(DATA EXTRACTS)

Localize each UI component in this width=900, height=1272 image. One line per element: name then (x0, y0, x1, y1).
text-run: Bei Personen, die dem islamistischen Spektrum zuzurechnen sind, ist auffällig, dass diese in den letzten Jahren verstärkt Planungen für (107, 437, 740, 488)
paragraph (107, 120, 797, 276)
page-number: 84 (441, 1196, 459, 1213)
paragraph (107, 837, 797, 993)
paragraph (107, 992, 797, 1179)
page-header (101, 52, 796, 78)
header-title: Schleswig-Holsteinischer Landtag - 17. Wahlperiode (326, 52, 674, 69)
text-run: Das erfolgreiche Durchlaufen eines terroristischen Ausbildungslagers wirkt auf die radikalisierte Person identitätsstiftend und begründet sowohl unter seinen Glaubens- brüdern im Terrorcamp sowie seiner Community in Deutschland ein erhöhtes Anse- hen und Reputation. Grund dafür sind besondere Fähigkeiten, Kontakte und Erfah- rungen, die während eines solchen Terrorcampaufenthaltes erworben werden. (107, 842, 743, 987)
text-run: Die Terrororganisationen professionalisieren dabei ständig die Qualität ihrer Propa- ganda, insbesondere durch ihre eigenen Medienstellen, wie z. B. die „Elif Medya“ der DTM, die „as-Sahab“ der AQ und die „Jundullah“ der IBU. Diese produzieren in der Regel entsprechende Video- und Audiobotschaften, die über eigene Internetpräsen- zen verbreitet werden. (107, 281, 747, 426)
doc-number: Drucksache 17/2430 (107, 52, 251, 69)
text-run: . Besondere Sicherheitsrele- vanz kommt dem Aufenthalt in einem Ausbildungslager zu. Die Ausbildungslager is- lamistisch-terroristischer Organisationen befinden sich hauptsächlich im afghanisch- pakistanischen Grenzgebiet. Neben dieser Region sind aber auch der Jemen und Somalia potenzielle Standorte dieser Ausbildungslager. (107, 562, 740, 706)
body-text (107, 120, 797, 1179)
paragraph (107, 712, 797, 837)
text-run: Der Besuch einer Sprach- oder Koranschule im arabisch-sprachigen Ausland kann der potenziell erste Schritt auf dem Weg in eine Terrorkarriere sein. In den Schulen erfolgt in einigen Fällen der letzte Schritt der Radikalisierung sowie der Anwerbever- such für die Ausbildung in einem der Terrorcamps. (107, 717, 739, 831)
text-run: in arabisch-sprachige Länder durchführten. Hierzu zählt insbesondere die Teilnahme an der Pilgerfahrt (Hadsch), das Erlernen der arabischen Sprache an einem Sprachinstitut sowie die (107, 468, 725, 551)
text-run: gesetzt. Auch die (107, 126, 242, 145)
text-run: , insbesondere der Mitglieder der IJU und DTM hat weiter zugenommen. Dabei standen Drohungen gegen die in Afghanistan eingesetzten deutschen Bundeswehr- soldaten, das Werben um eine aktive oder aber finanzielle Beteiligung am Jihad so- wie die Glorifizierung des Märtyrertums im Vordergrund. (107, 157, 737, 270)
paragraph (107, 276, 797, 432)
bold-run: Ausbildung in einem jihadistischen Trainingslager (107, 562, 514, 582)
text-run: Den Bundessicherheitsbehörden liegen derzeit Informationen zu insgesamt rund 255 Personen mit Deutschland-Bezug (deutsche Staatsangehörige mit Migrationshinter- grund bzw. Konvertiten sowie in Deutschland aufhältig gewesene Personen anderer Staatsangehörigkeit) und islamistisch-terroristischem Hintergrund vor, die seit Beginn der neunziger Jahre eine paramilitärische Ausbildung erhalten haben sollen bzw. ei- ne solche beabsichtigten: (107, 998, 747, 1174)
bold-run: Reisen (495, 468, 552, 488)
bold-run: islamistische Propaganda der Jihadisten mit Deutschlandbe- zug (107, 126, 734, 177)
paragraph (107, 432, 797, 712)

(End DATA EXTRACTS)

TASK ITEM: Whenever a line in the entries holds the word "paragraph", copy that line.

SOLUTION TO THE PROBLEM:
paragraph (107, 120, 797, 276)
paragraph (107, 837, 797, 993)
paragraph (107, 992, 797, 1179)
paragraph (107, 712, 797, 837)
paragraph (107, 276, 797, 432)
paragraph (107, 432, 797, 712)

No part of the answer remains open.